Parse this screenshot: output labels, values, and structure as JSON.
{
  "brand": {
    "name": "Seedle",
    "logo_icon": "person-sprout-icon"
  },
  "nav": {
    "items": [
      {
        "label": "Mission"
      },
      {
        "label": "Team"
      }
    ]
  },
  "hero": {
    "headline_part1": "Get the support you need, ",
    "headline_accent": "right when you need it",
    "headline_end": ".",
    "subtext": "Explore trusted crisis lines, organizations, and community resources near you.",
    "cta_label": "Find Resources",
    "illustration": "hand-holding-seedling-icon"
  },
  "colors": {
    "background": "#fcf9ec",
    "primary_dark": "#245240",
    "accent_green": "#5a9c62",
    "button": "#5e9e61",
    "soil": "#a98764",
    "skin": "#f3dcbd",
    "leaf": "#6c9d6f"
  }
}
- - - -
• _GIVEN INSTRUCTION_
Extract the data exactly as given.

• _RESULT OF THIS TASK_
Parse this screenshot: output labels, values, and structure as JSON.
{
  "brand": {
    "name": "Seedle",
    "logo_icon": "person-sprout-icon"
  },
  "nav": {
    "items": [
      {
        "label": "Mission"
      },
      {
        "label": "Team"
      }
    ]
  },
  "hero": {
    "headline_part1": "Get the support you need, ",
    "headline_accent": "right when you need it",
    "headline_end": ".",
    "subtext": "Explore trusted crisis lines, organizations, and community resources near you.",
    "cta_label": "Find Resources",
    "illustration": "hand-holding-seedling-icon"
  },
  "colors": {
    "background": "#fcf9ec",
    "primary_dark": "#245240",
    "accent_green": "#5a9c62",
    "button": "#5e9e61",
    "soil": "#a98764",
    "skin": "#f3dcbd",
    "leaf": "#6c9d6f"
  }
}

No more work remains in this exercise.